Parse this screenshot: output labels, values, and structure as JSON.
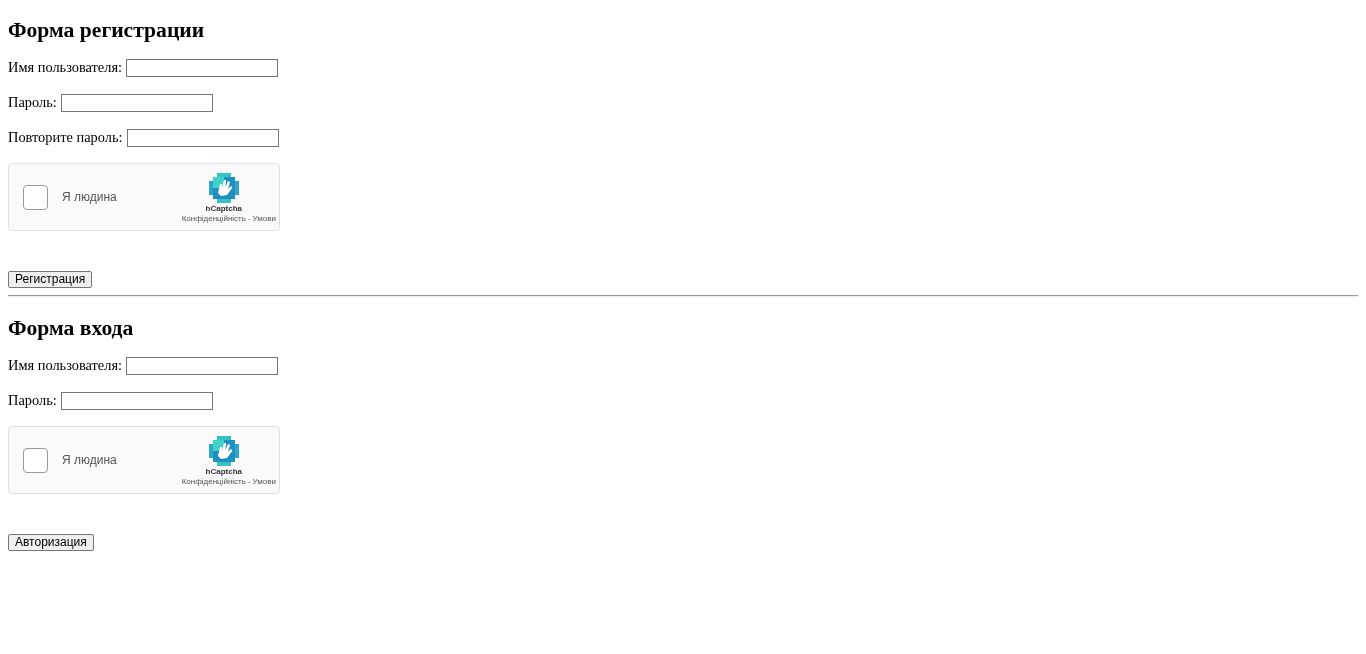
{
  "forms": [
    {
      "title": "Форма регистрации",
      "fields": [
        {
          "label": "Имя пользователя:"
        },
        {
          "label": "Пароль:"
        },
        {
          "label": "Повторите пароль:"
        }
      ],
      "captcha": {
        "label": "Я людина",
        "checked": false,
        "brand": "hCaptcha",
        "links": [
          "Конфіденційність",
          "Умови"
        ],
        "separator": "-"
      },
      "button": "Регистрация"
    },
    {
      "title": "Форма входа",
      "fields": [
        {
          "label": "Имя пользователя:"
        },
        {
          "label": "Пароль:"
        }
      ],
      "captcha": {
        "label": "Я людина",
        "checked": false,
        "brand": "hCaptcha",
        "links": [
          "Конфіденційність",
          "Умови"
        ],
        "separator": "-"
      },
      "button": "Авторизация"
    }
  ]
}
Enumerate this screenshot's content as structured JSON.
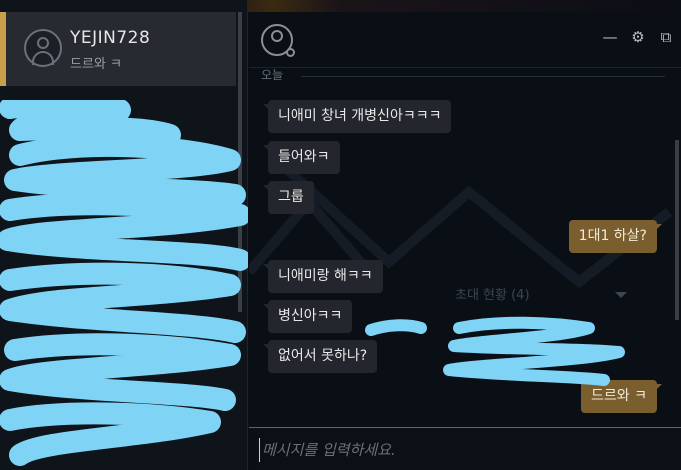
{
  "profile": {
    "username": "YEJIN728",
    "status": "드르와 ㅋ"
  },
  "chat": {
    "date_separator": "오늘",
    "invite_status": "초대 현황 (4)",
    "messages": [
      {
        "dir": "in",
        "text": "니애미 창녀 개병신아ㅋㅋㅋ"
      },
      {
        "dir": "in",
        "text": "들어와ㅋ"
      },
      {
        "dir": "in",
        "text": "그룹"
      },
      {
        "dir": "out",
        "text": "1대1 하살?"
      },
      {
        "dir": "in",
        "text": "니애미랑 해ㅋㅋ"
      },
      {
        "dir": "in",
        "text": "병신아ㅋㅋ"
      },
      {
        "dir": "in",
        "text": "없어서 못하나?"
      },
      {
        "dir": "out",
        "text": "드르와 ㅋ"
      }
    ],
    "input_placeholder": "메시지를 입력하세요.",
    "window_controls": {
      "minimize": "—",
      "settings": "⚙",
      "popout": "⧉"
    }
  },
  "colors": {
    "accent_gold": "#c8a04a",
    "outgoing_bubble": "#7a5e2e",
    "incoming_bubble": "#23272d",
    "redaction_scribble": "#7fd3f5"
  }
}
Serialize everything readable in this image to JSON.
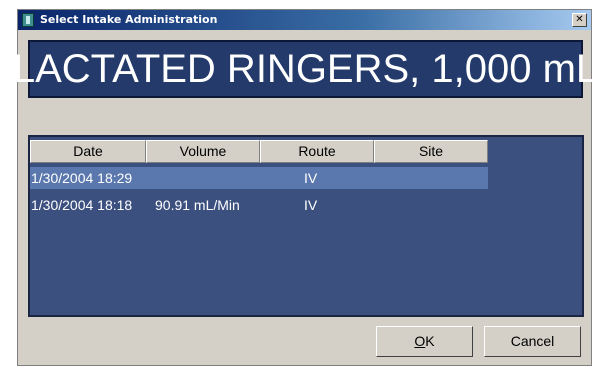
{
  "window": {
    "title": "Select Intake Administration",
    "close_glyph": "✕"
  },
  "banner": {
    "text": "LACTATED RINGERS, 1,000 mL",
    "background": "#233a6a"
  },
  "table": {
    "columns": [
      "Date",
      "Volume",
      "Route",
      "Site"
    ],
    "rows": [
      {
        "date": "1/30/2004 18:29",
        "volume": "",
        "route": "IV",
        "site": "",
        "selected": true
      },
      {
        "date": "1/30/2004 18:18",
        "volume": "90.91 mL/Min",
        "route": "IV",
        "site": "",
        "selected": false
      }
    ],
    "background": "#3b507f",
    "selection_color": "#5a78ad"
  },
  "buttons": {
    "ok_label": "OK",
    "ok_mnemonic": "O",
    "ok_rest": "K",
    "cancel_label": "Cancel"
  }
}
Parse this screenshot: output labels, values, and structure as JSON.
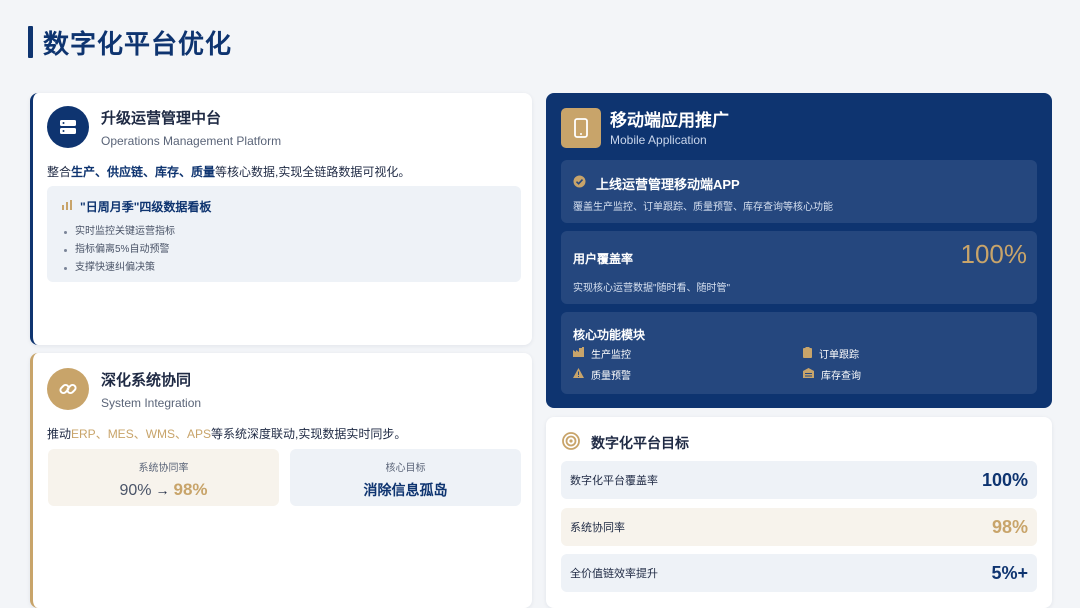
{
  "page": {
    "title": "数字化平台优化"
  },
  "ops": {
    "title": "升级运营管理中台",
    "subtitle": "Operations Management Platform",
    "desc_parts": [
      "整合",
      "生产、供应链、库存、质量",
      "等核心数据,实现全链路数据可视化。"
    ],
    "board": {
      "title": "\"日周月季\"四级数据看板",
      "bullets": [
        "实时监控关键运营指标",
        "指标偏离5%自动预警",
        "支撑快速纠偏决策"
      ]
    }
  },
  "integration": {
    "title": "深化系统协同",
    "subtitle": "System Integration",
    "desc_parts": [
      "推动",
      "ERP、MES、WMS、APS",
      "等系统深度联动,实现数据实时同步。"
    ],
    "rate": {
      "label": "系统协同率",
      "from": "90%",
      "arrow": "→",
      "to": "98%"
    },
    "goal": {
      "label": "核心目标",
      "value": "消除信息孤岛"
    }
  },
  "mobile": {
    "title": "移动端应用推广",
    "subtitle": "Mobile Application",
    "launch": {
      "title": "上线运营管理移动端APP",
      "text": "覆盖生产监控、订单跟踪、质量预警、库存查询等核心功能"
    },
    "coverage": {
      "title": "用户覆盖率",
      "value": "100%",
      "text": "实现核心运营数据\"随时看、随时管\""
    },
    "modules": {
      "title": "核心功能模块",
      "items": [
        {
          "label": "生产监控",
          "icon": "factory-icon"
        },
        {
          "label": "订单跟踪",
          "icon": "clipboard-icon"
        },
        {
          "label": "质量预警",
          "icon": "warning-icon"
        },
        {
          "label": "库存查询",
          "icon": "warehouse-icon"
        }
      ]
    }
  },
  "goals": {
    "title": "数字化平台目标",
    "rows": [
      {
        "label": "数字化平台覆盖率",
        "value": "100%"
      },
      {
        "label": "系统协同率",
        "value": "98%"
      },
      {
        "label": "全价值链效率提升",
        "value": "5%+"
      }
    ]
  },
  "colors": {
    "navy": "#0e3470",
    "gold": "#c8a46a",
    "panel": "#25477e"
  }
}
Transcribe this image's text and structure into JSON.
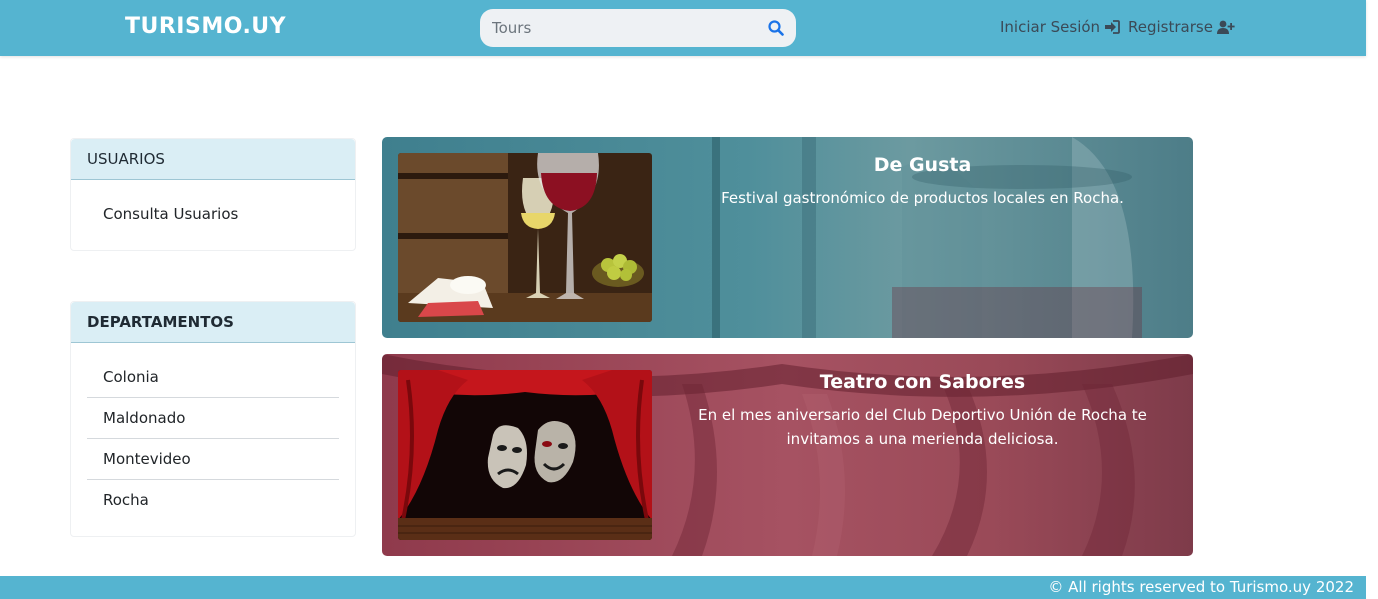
{
  "header": {
    "brand": "TURISMO.UY",
    "search": {
      "placeholder": "Tours",
      "value": ""
    },
    "login_label": "Iniciar Sesión",
    "register_label": "Registrarse"
  },
  "sidebar": {
    "users": {
      "title": "USUARIOS",
      "items": [
        {
          "label": "Consulta Usuarios"
        }
      ]
    },
    "departments": {
      "title": "DEPARTAMENTOS",
      "items": [
        {
          "label": "Colonia"
        },
        {
          "label": "Maldonado"
        },
        {
          "label": "Montevideo"
        },
        {
          "label": "Rocha"
        }
      ]
    }
  },
  "events": [
    {
      "title": "De Gusta",
      "description": "Festival gastronómico de productos locales en Rocha.",
      "image_icon": "wine-cheese-image"
    },
    {
      "title": "Teatro con Sabores",
      "description": "En el mes aniversario del Club Deportivo Unión de Rocha te invitamos a una merienda deliciosa.",
      "image_icon": "theater-masks-image"
    }
  ],
  "footer": {
    "text": "© All rights reserved to Turismo.uy 2022"
  },
  "colors": {
    "primary": "#55b4d0",
    "sidebar_header": "#daeef5"
  }
}
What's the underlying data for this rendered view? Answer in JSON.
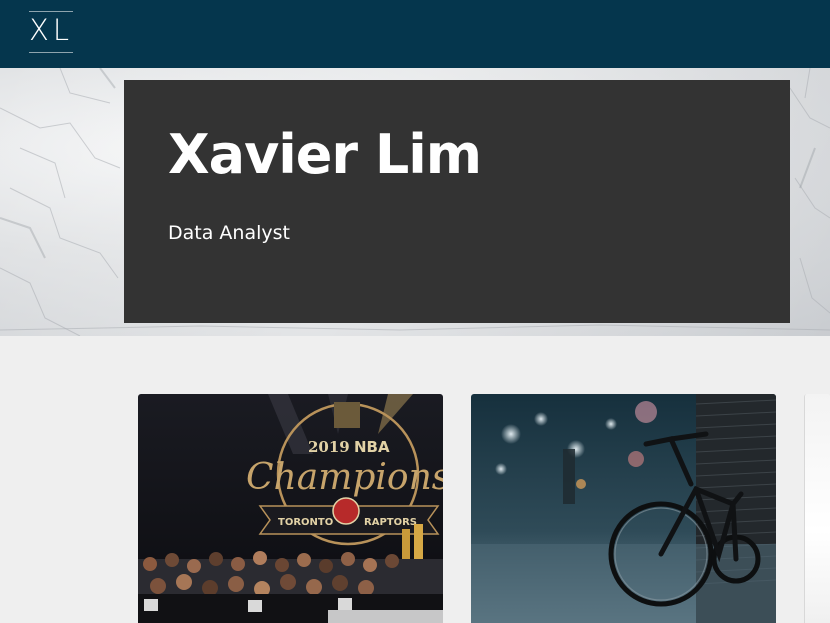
{
  "nav": {
    "logo_text": "XL"
  },
  "hero": {
    "name": "Xavier Lim",
    "role": "Data Analyst"
  },
  "cards": [
    {
      "image_desc_icon": "nba-champions-photo",
      "banner": {
        "year": "2019",
        "league": "NBA",
        "title": "Champions",
        "left_word": "TORONTO",
        "right_word": "RAPTORS"
      }
    },
    {
      "image_desc_icon": "bicycle-street-photo"
    },
    {
      "image_desc_icon": "partial-card-photo"
    }
  ],
  "colors": {
    "topbar": "#05364d",
    "hero_card": "#333333",
    "page_bg": "#efefef"
  }
}
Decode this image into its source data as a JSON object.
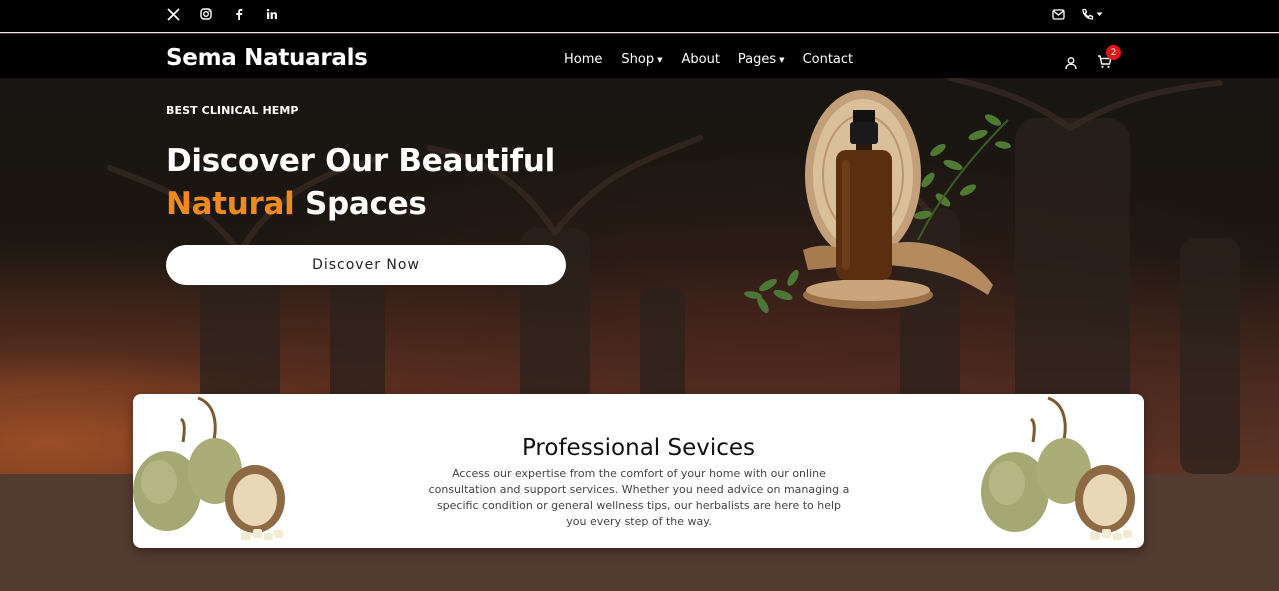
{
  "topbar": {
    "social_icons": [
      "x-icon",
      "instagram-icon",
      "facebook-icon",
      "linkedin-icon"
    ],
    "contact_icons": [
      "mail-icon",
      "phone-icon",
      "chevron-down-icon"
    ]
  },
  "nav": {
    "brand": "Sema Natuarals",
    "items": [
      {
        "label": "Home",
        "has_dropdown": false
      },
      {
        "label": "Shop",
        "has_dropdown": true
      },
      {
        "label": "About",
        "has_dropdown": false
      },
      {
        "label": "Pages",
        "has_dropdown": true
      },
      {
        "label": "Contact",
        "has_dropdown": false
      }
    ],
    "cart_count": "2"
  },
  "hero": {
    "kicker": "BEST CLINICAL HEMP",
    "headline_line1": "Discover Our Beautiful",
    "headline_accent": "Natural",
    "headline_line2_rest": " Spaces",
    "cta_label": "Discover Now"
  },
  "services": {
    "title": "Professional Sevices",
    "description": "Access our expertise from the comfort of your home with our online consultation and support services. Whether you need advice on managing a specific condition or general wellness tips, our herbalists are here to help you every step of the way."
  },
  "colors": {
    "accent": "#ef8a1f",
    "topbar_bg": "#000000",
    "band_brown": "#533b30",
    "badge_red": "#e31616"
  }
}
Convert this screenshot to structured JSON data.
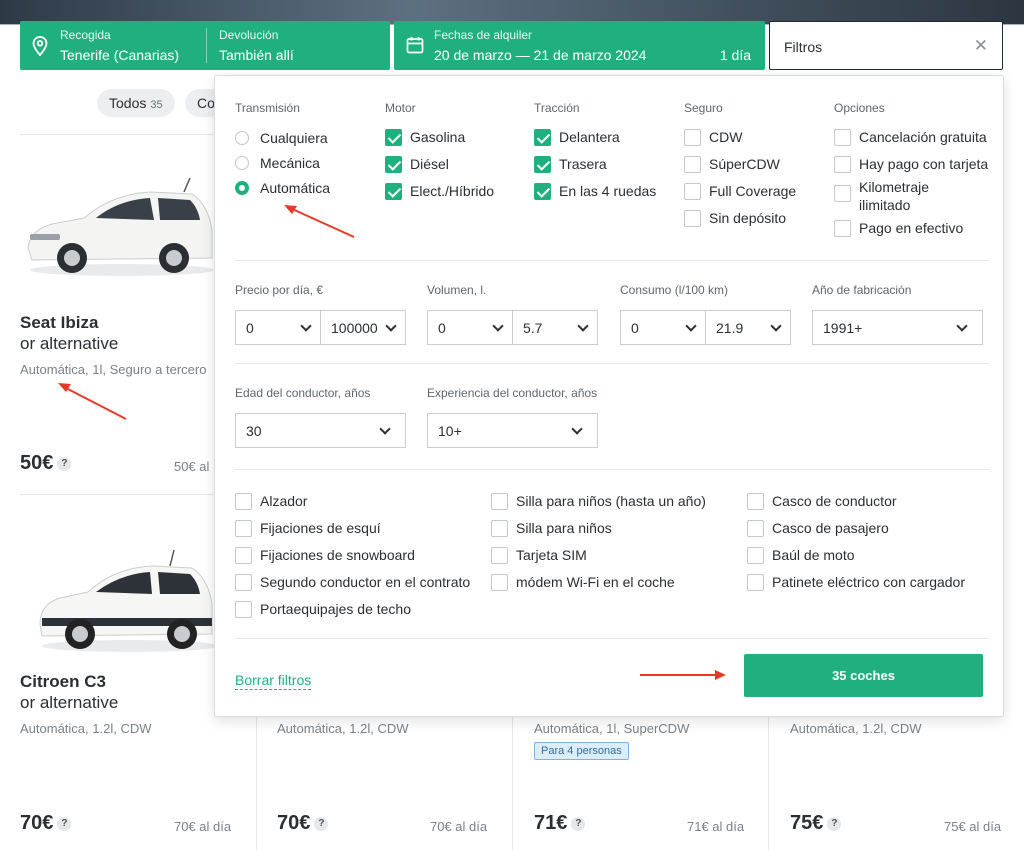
{
  "search": {
    "pickup_label": "Recogida",
    "pickup_value": "Tenerife (Canarias)",
    "return_label": "Devolución",
    "return_value": "También allí",
    "dates_label": "Fechas de alquiler",
    "dates_value": "20 de marzo — 21 de marzo 2024",
    "dates_days": "1 día",
    "filters_label": "Filtros",
    "close_glyph": "✕"
  },
  "chips": [
    {
      "label": "Todos",
      "count": "35"
    },
    {
      "label": "Co"
    }
  ],
  "cars": [
    {
      "name": "Seat Ibiza",
      "alt": "or alternative",
      "spec": "Automática, 1l, Seguro a tercero",
      "price": "50€",
      "perday": "50€ al"
    },
    {
      "name": "Citroen C3",
      "alt": "or alternative",
      "spec": "Automática, 1.2l, CDW",
      "price": "70€",
      "perday": "70€ al día"
    },
    {
      "spec": "Automática, 1.2l, CDW",
      "price": "70€",
      "perday": "70€ al día"
    },
    {
      "spec": "Automática, 1l, SuperCDW",
      "badge": "Para 4 personas",
      "price": "71€",
      "perday": "71€ al día"
    },
    {
      "spec": "Automática, 1.2l, CDW",
      "price": "75€",
      "perday": "75€ al día"
    }
  ],
  "filters": {
    "transmission": {
      "title": "Transmisión",
      "options": [
        {
          "label": "Cualquiera",
          "selected": false
        },
        {
          "label": "Mecánica",
          "selected": false
        },
        {
          "label": "Automática",
          "selected": true
        }
      ]
    },
    "engine": {
      "title": "Motor",
      "options": [
        {
          "label": "Gasolina",
          "checked": true
        },
        {
          "label": "Diésel",
          "checked": true
        },
        {
          "label": "Elect./Híbrido",
          "checked": true
        }
      ]
    },
    "traction": {
      "title": "Tracción",
      "options": [
        {
          "label": "Delantera",
          "checked": true
        },
        {
          "label": "Trasera",
          "checked": true
        },
        {
          "label": "En las 4 ruedas",
          "checked": true
        }
      ]
    },
    "insurance": {
      "title": "Seguro",
      "options": [
        {
          "label": "CDW",
          "checked": false
        },
        {
          "label": "SúperCDW",
          "checked": false
        },
        {
          "label": "Full Coverage",
          "checked": false
        },
        {
          "label": "Sin depósito",
          "checked": false
        }
      ]
    },
    "options": {
      "title": "Opciones",
      "options": [
        {
          "label": "Cancelación gratuita",
          "checked": false
        },
        {
          "label": "Hay pago con tarjeta",
          "checked": false
        },
        {
          "label": "Kilometraje",
          "label2": "ilimitado",
          "checked": false
        },
        {
          "label": "Pago en efectivo",
          "checked": false
        }
      ]
    },
    "price": {
      "title": "Precio por día, €",
      "from": "0",
      "to": "100000"
    },
    "volume": {
      "title": "Volumen, l.",
      "from": "0",
      "to": "5.7"
    },
    "consumption": {
      "title": "Consumo (l/100 km)",
      "from": "0",
      "to": "21.9"
    },
    "year": {
      "title": "Año de fabricación",
      "value": "1991+"
    },
    "driver_age": {
      "title": "Edad del conductor, años",
      "value": "30"
    },
    "driver_exp": {
      "title": "Experiencia del conductor, años",
      "value": "10+"
    },
    "extras": [
      {
        "label": "Alzador",
        "checked": false
      },
      {
        "label": "Fijaciones de esquí",
        "checked": false
      },
      {
        "label": "Fijaciones de snowboard",
        "checked": false
      },
      {
        "label": "Segundo conductor en el contrato",
        "checked": false
      },
      {
        "label": "Portaequipajes de techo",
        "checked": false
      },
      {
        "label": "Silla para niños (hasta un año)",
        "checked": false
      },
      {
        "label": "Silla para niños",
        "checked": false
      },
      {
        "label": "Tarjeta SIM",
        "checked": false
      },
      {
        "label": "módem Wi-Fi en el coche",
        "checked": false
      },
      {
        "label": "Casco de conductor",
        "checked": false
      },
      {
        "label": "Casco de pasajero",
        "checked": false
      },
      {
        "label": "Baúl de moto",
        "checked": false
      },
      {
        "label": "Patinete eléctrico con cargador",
        "checked": false
      }
    ],
    "clear_label": "Borrar filtros",
    "apply_label": "35 coches"
  },
  "colors": {
    "accent": "#20b07f",
    "annotation_arrow": "#e53a2a"
  },
  "qmark": "?"
}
--- --- ---
__GIVEN INSTRUCTION__: Search the lines for the string "services" and copy every line that has it.

__SOLUTION__:
  "services": {
    "description": "Access our expertise from the comfort of your home with our online consultation and support services. Whether you need advice on managing a specific condition or general wellness tips, our herbalists are here to help you every step of the way."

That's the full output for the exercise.